▸ **EXERCISE DIRECTIONS**
Please output the lines from the line with "staticText: 0 (182, 1114, 262, 1147)" up to and including the line with "staticText: 330 (401, 860, 481, 893)" as a Markdown table with two columns, No. for the row number and Line for the line itself, skipping any blank lines.

[Item position entries]
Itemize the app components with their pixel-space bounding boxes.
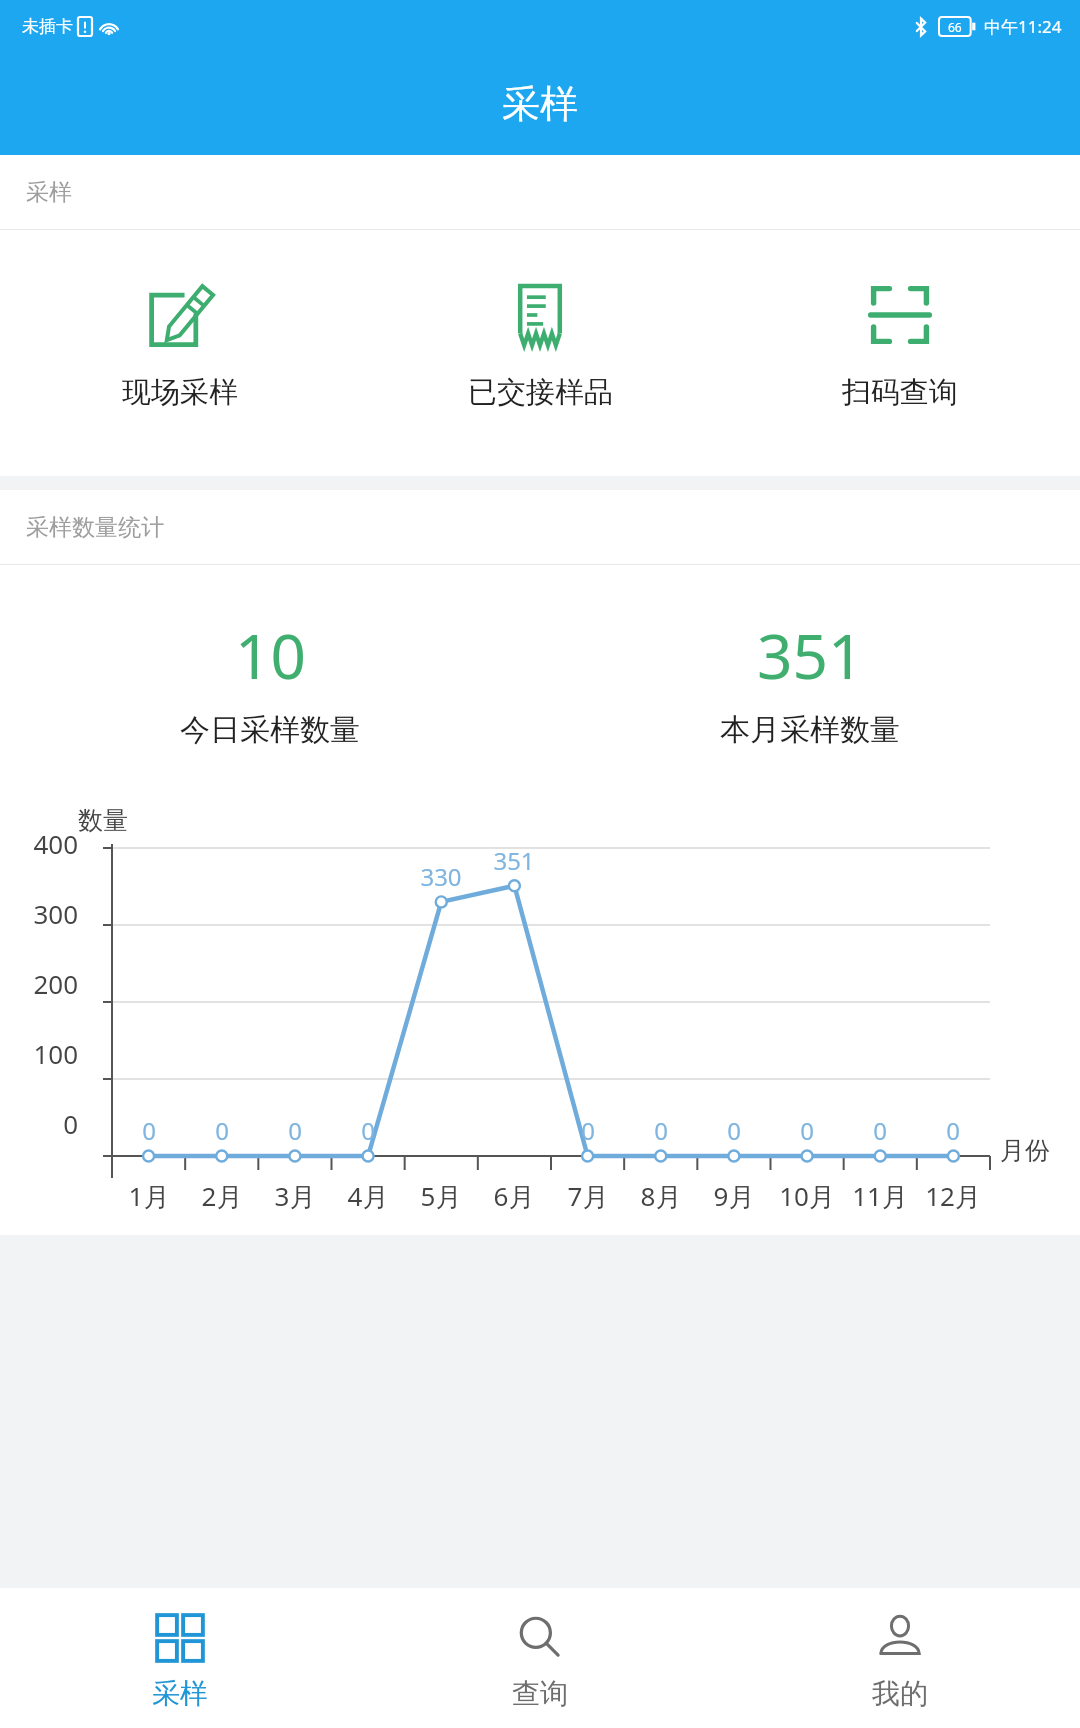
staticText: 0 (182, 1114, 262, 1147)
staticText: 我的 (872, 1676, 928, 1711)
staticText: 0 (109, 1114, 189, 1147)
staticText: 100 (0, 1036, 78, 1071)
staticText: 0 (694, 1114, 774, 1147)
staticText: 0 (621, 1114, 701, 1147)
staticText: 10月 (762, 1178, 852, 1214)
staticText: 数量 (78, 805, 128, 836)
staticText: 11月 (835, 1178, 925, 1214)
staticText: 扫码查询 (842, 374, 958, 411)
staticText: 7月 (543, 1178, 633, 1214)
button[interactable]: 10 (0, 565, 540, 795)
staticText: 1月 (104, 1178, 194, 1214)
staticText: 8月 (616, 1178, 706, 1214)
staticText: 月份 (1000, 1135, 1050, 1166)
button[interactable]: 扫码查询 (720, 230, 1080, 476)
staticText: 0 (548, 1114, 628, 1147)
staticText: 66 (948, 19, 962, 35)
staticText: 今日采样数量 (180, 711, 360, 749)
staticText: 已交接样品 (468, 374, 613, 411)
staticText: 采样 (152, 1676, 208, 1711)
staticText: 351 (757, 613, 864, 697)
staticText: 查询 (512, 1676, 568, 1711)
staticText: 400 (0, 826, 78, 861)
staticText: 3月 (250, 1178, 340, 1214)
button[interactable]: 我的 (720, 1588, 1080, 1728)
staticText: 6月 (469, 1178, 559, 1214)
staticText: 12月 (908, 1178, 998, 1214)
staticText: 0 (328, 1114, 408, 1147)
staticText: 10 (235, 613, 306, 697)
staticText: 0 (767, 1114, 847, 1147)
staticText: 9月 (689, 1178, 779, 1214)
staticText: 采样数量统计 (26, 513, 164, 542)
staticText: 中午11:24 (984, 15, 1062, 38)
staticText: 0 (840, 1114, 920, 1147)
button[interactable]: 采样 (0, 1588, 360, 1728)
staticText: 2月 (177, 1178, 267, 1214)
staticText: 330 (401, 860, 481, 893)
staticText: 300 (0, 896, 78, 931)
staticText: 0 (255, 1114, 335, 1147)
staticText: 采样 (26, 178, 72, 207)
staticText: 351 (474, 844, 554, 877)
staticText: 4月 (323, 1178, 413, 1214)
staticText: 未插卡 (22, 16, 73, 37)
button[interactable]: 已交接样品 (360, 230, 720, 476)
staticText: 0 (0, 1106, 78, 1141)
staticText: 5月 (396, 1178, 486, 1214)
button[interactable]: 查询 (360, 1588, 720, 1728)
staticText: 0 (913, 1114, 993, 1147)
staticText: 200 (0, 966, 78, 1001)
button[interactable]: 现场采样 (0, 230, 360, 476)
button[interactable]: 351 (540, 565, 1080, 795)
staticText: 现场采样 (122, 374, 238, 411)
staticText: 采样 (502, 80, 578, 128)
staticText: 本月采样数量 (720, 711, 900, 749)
...
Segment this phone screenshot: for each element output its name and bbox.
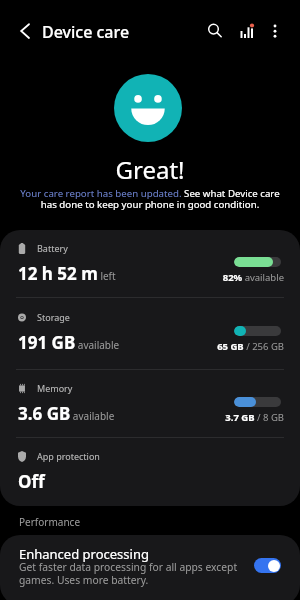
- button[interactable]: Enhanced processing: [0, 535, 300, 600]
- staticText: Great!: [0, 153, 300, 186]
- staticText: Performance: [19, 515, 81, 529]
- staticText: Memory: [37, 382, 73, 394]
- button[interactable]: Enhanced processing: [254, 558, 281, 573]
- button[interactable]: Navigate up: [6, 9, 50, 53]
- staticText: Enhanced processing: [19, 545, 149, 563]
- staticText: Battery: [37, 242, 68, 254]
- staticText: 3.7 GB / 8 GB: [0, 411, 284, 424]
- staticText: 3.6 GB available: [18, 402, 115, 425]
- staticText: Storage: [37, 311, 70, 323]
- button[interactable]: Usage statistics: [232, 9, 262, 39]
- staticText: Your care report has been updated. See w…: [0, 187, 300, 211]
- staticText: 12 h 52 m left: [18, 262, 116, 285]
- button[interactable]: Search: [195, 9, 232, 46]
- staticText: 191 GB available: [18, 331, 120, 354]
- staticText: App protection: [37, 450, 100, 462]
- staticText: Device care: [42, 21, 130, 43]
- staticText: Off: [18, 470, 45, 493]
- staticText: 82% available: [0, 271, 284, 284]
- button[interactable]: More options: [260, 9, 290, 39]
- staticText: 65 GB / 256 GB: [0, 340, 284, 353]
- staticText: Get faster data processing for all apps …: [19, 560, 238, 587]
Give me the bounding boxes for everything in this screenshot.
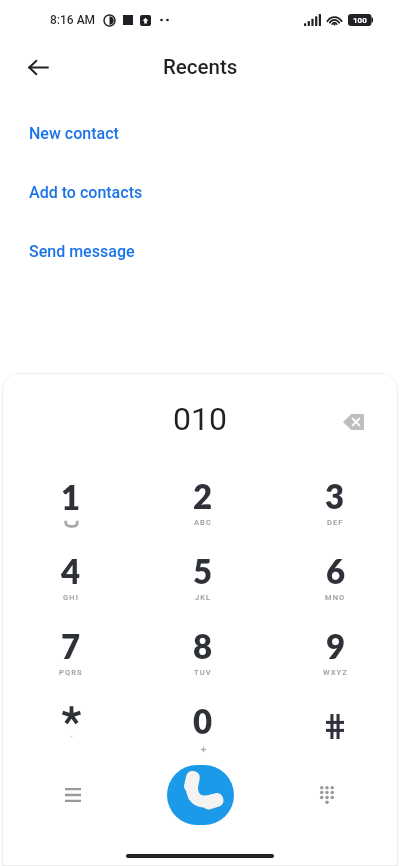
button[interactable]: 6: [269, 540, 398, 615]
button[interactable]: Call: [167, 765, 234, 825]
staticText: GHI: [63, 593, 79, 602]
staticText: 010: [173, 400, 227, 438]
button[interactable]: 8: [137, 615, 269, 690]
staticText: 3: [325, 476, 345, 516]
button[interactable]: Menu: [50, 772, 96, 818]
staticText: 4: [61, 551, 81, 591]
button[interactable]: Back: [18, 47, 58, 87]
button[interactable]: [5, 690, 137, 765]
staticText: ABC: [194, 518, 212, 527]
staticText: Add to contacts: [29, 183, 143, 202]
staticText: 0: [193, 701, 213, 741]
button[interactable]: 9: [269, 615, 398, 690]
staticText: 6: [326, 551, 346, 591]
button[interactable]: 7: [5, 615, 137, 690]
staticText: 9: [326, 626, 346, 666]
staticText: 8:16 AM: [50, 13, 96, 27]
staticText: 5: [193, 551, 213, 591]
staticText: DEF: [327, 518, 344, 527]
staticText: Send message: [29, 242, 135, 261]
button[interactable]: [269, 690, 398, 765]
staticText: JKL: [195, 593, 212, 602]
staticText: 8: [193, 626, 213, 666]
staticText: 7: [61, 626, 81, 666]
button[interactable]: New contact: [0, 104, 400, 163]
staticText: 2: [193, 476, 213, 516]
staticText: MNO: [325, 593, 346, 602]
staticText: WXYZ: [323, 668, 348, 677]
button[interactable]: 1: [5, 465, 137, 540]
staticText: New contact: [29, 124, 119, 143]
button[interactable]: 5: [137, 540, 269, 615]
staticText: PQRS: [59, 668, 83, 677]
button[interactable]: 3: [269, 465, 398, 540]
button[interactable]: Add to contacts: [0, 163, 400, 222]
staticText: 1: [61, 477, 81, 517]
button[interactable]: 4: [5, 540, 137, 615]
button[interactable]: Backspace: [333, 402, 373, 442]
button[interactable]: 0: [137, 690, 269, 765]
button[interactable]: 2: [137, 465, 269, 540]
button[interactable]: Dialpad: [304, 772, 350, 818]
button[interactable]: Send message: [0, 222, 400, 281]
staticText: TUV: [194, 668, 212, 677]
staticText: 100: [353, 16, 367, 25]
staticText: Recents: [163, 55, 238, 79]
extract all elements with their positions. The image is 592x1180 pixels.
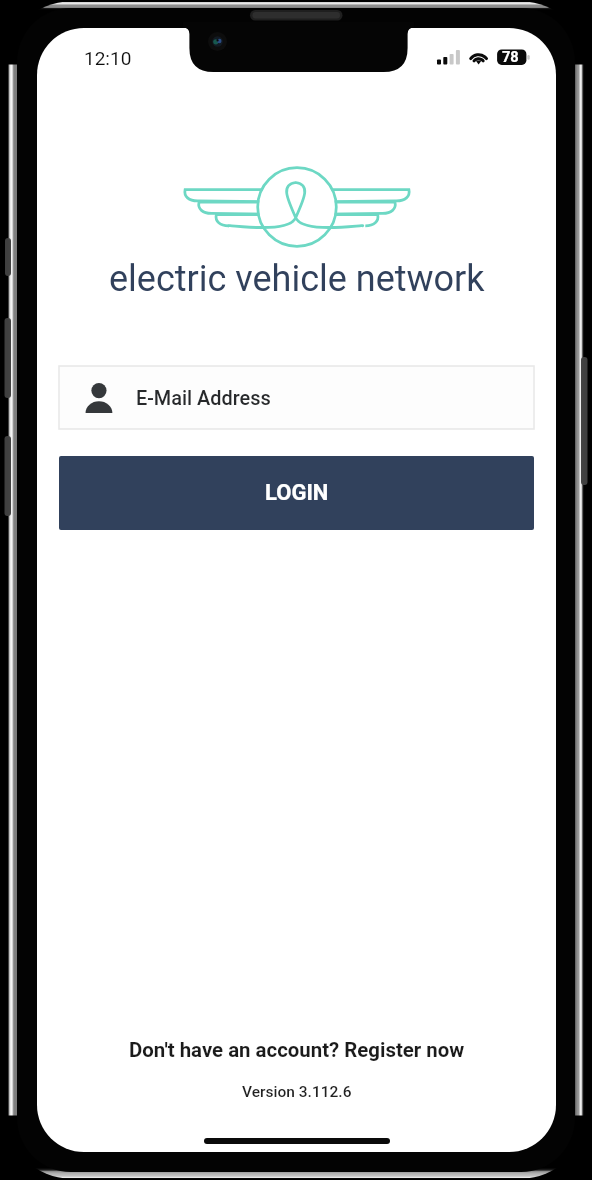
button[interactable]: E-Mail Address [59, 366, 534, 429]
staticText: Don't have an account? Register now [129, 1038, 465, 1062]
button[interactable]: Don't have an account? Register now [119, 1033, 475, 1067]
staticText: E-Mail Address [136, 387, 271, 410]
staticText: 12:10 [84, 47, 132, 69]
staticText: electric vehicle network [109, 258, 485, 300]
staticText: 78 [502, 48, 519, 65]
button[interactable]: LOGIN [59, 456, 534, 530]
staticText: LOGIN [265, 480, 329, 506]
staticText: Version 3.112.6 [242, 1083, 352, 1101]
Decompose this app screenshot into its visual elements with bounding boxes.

▸ **WRITTEN SOLUTION**
| No. | Line |
|---|---|
| 1 | staticText: 0 (182, 1114, 262, 1147) |
| 2 | staticText: 我的 (872, 1676, 928, 1711) |
| 3 | staticText: 0 (109, 1114, 189, 1147) |
| 4 | staticText: 100 (0, 1036, 78, 1071) |
| 5 | staticText: 0 (694, 1114, 774, 1147) |
| 6 | staticText: 0 (621, 1114, 701, 1147) |
| 7 | staticText: 10月 (762, 1178, 852, 1214) |
| 8 | staticText: 数量 (78, 805, 128, 836) |
| 9 | staticText: 11月 (835, 1178, 925, 1214) |
| 10 | staticText: 扫码查询 (842, 374, 958, 411) |
| 11 | staticText: 7月 (543, 1178, 633, 1214) |
| 12 | button[interactable]: 10 (0, 565, 540, 795) |
| 13 | staticText: 1月 (104, 1178, 194, 1214) |
| 14 | staticText: 8月 (616, 1178, 706, 1214) |
| 15 | staticText: 月份 (1000, 1135, 1050, 1166) |
| 16 | button[interactable]: 扫码查询 (720, 230, 1080, 476) |
| 17 | staticText: 0 (548, 1114, 628, 1147) |
| 18 | staticText: 66 (948, 19, 962, 35) |
| 19 | staticText: 今日采样数量 (180, 711, 360, 749) |
| 20 | staticText: 已交接样品 (468, 374, 613, 411) |
| 21 | staticText: 采样 (152, 1676, 208, 1711) |
| 22 | staticText: 351 (757, 613, 864, 697) |
| 23 | staticText: 查询 (512, 1676, 568, 1711) |
| 24 | staticText: 400 (0, 826, 78, 861) |
| 25 | staticText: 3月 (250, 1178, 340, 1214) |
| 26 | button[interactable]: 我的 (720, 1588, 1080, 1728) |
| 27 | staticText: 6月 (469, 1178, 559, 1214) |
| 28 | staticText: 12月 (908, 1178, 998, 1214) |
| 29 | staticText: 0 (328, 1114, 408, 1147) |
| 30 | staticText: 10 (235, 613, 306, 697) |
| 31 | staticText: 0 (767, 1114, 847, 1147) |
| 32 | staticText: 9月 (689, 1178, 779, 1214) |
| 33 | staticText: 采样数量统计 (26, 513, 164, 542) |
| 34 | staticText: 中午11:24 (984, 15, 1062, 38) |
| 35 | staticText: 0 (840, 1114, 920, 1147) |
| 36 | button[interactable]: 采样 (0, 1588, 360, 1728) |
| 37 | staticText: 2月 (177, 1178, 267, 1214) |
| 38 | staticText: 330 (401, 860, 481, 893) |